● **Work to complete**: Reproduce each line bearing the word "name".
[Begin Records for this exercise]
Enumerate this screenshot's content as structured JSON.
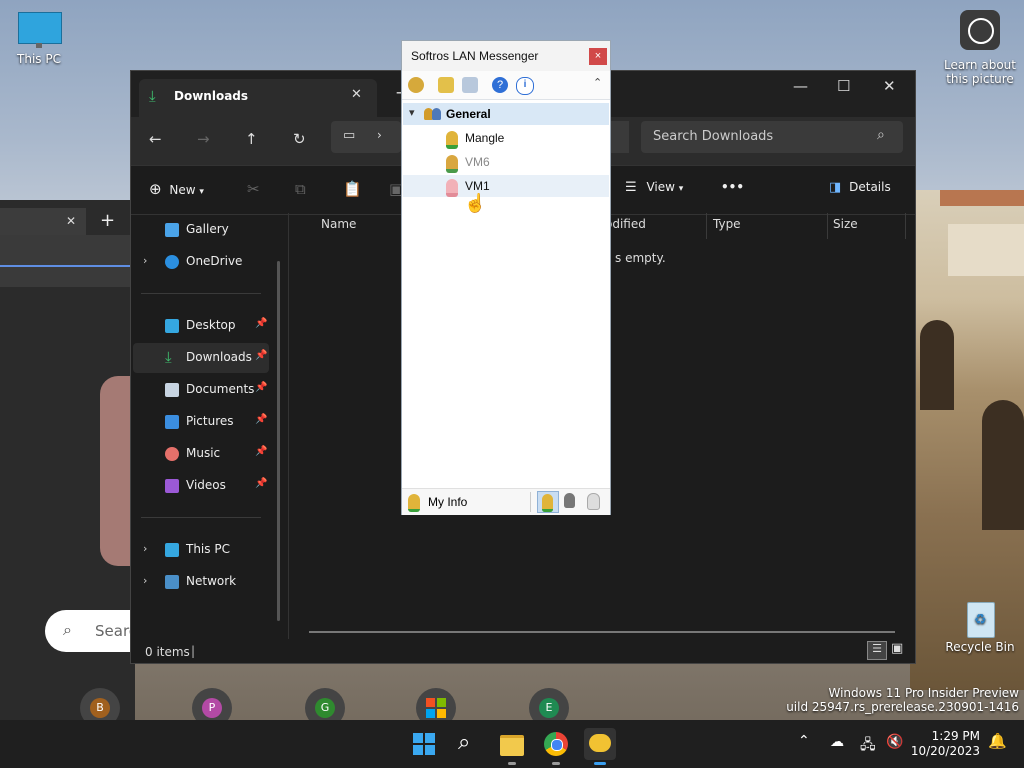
{
  "desktop": {
    "this_pc_label": "This PC",
    "learn_label_line1": "Learn about",
    "learn_label_line2": "this picture",
    "recycle_label": "Recycle Bin",
    "watermark_line1": "Windows 11 Pro Insider Preview",
    "watermark_line2": "uild 25947.rs_prerelease.230901-1416"
  },
  "chrome_bg": {
    "search_placeholder": "Searc",
    "new_tab_symbol": "+",
    "close_symbol": "✕",
    "shortcuts": [
      "B",
      "P",
      "G",
      "E"
    ],
    "shortcut_colors": [
      "#a0601e",
      "#b34aa5",
      "#2f8a2f",
      "#1f8a52"
    ]
  },
  "explorer": {
    "tab_title": "Downloads",
    "tab_close": "✕",
    "new_tab": "+",
    "search_placeholder": "Search Downloads",
    "cmd": {
      "new": "New",
      "view": "View",
      "more": "•••",
      "details": "Details"
    },
    "nav": {
      "gallery": "Gallery",
      "onedrive": "OneDrive",
      "desktop": "Desktop",
      "downloads": "Downloads",
      "documents": "Documents",
      "pictures": "Pictures",
      "music": "Music",
      "videos": "Videos",
      "thispc": "This PC",
      "network": "Network"
    },
    "columns": {
      "name": "Name",
      "modified": "odified",
      "type": "Type",
      "size": "Size"
    },
    "empty_text": "s empty.",
    "status": "0 items",
    "status_cursor": "|"
  },
  "messenger": {
    "title": "Softros LAN Messenger",
    "close": "×",
    "group": "General",
    "contacts": [
      {
        "name": "Mangle",
        "status": "online",
        "color": "#2e7d32"
      },
      {
        "name": "VM6",
        "status": "offline",
        "color": "#777777"
      },
      {
        "name": "VM1",
        "status": "busy",
        "color": "#1a1a1a"
      }
    ],
    "my_info": "My Info"
  },
  "taskbar": {
    "time": "1:29 PM",
    "date": "10/20/2023",
    "accent": "#3a9ff0"
  }
}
[End Records for this exercise]
● **Answer to the task**:
      "name": "Name",
        "name": "Mangle",
        "name": "VM6",
        "name": "VM1",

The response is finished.